* START Record excerpts *
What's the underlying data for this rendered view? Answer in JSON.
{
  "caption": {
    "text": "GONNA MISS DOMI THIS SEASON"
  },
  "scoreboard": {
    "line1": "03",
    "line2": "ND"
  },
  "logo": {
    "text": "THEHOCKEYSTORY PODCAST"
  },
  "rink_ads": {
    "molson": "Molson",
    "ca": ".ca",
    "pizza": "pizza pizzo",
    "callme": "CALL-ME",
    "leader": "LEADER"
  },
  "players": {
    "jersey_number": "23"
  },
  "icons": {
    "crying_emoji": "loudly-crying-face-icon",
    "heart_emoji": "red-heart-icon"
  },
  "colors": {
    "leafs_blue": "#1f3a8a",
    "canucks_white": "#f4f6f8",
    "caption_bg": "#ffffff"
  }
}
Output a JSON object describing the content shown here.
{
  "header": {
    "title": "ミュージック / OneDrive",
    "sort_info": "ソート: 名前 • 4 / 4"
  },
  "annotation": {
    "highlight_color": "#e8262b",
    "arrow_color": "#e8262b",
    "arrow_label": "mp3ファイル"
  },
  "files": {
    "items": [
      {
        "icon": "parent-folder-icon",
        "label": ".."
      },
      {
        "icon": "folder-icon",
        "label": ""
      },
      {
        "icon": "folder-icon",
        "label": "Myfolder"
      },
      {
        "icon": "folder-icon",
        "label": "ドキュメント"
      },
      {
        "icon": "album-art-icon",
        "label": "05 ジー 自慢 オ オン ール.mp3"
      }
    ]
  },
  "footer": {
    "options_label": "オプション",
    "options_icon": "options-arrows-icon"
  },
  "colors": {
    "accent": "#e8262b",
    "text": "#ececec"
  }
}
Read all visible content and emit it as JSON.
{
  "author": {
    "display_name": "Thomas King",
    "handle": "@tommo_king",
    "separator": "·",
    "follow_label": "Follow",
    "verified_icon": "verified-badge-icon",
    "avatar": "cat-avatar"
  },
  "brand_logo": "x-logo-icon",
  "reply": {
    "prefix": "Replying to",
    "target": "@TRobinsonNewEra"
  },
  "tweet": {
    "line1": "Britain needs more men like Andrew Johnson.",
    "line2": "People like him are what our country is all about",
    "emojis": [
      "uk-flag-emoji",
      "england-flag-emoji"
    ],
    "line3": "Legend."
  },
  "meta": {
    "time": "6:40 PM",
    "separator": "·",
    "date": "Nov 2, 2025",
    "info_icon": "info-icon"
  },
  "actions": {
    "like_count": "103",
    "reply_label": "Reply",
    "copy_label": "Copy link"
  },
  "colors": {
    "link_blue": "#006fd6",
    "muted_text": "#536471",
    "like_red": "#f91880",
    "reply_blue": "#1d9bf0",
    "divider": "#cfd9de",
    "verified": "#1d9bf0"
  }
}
* END Record excerpts *
* **Set task**
Using the material above, print every entry exactly as written.

* **Result of the exercise**
What's the underlying data for this rendered view? Answer in JSON.
{
  "caption": {
    "text": "GONNA MISS DOMI THIS SEASON"
  },
  "scoreboard": {
    "line1": "03",
    "line2": "ND"
  },
  "logo": {
    "text": "THEHOCKEYSTORY PODCAST"
  },
  "rink_ads": {
    "molson": "Molson",
    "ca": ".ca",
    "pizza": "pizza pizzo",
    "callme": "CALL-ME",
    "leader": "LEADER"
  },
  "players": {
    "jersey_number": "23"
  },
  "icons": {
    "crying_emoji": "loudly-crying-face-icon",
    "heart_emoji": "red-heart-icon"
  },
  "colors": {
    "leafs_blue": "#1f3a8a",
    "canucks_white": "#f4f6f8",
    "caption_bg": "#ffffff"
  }
}
Output a JSON object describing the content shown here.
{
  "header": {
    "title": "ミュージック / OneDrive",
    "sort_info": "ソート: 名前 • 4 / 4"
  },
  "annotation": {
    "highlight_color": "#e8262b",
    "arrow_color": "#e8262b",
    "arrow_label": "mp3ファイル"
  },
  "files": {
    "items": [
      {
        "icon": "parent-folder-icon",
        "label": ".."
      },
      {
        "icon": "folder-icon",
        "label": ""
      },
      {
        "icon": "folder-icon",
        "label": "Myfolder"
      },
      {
        "icon": "folder-icon",
        "label": "ドキュメント"
      },
      {
        "icon": "album-art-icon",
        "label": "05 ジー 自慢 オ オン ール.mp3"
      }
    ]
  },
  "footer": {
    "options_label": "オプション",
    "options_icon": "options-arrows-icon"
  },
  "colors": {
    "accent": "#e8262b",
    "text": "#ececec"
  }
}
Read all visible content and emit it as JSON.
{
  "author": {
    "display_name": "Thomas King",
    "handle": "@tommo_king",
    "separator": "·",
    "follow_label": "Follow",
    "verified_icon": "verified-badge-icon",
    "avatar": "cat-avatar"
  },
  "brand_logo": "x-logo-icon",
  "reply": {
    "prefix": "Replying to",
    "target": "@TRobinsonNewEra"
  },
  "tweet": {
    "line1": "Britain needs more men like Andrew Johnson.",
    "line2": "People like him are what our country is all about",
    "emojis": [
      "uk-flag-emoji",
      "england-flag-emoji"
    ],
    "line3": "Legend."
  },
  "meta": {
    "time": "6:40 PM",
    "separator": "·",
    "date": "Nov 2, 2025",
    "info_icon": "info-icon"
  },
  "actions": {
    "like_count": "103",
    "reply_label": "Reply",
    "copy_label": "Copy link"
  },
  "colors": {
    "link_blue": "#006fd6",
    "muted_text": "#536471",
    "like_red": "#f91880",
    "reply_blue": "#1d9bf0",
    "divider": "#cfd9de",
    "verified": "#1d9bf0"
  }
}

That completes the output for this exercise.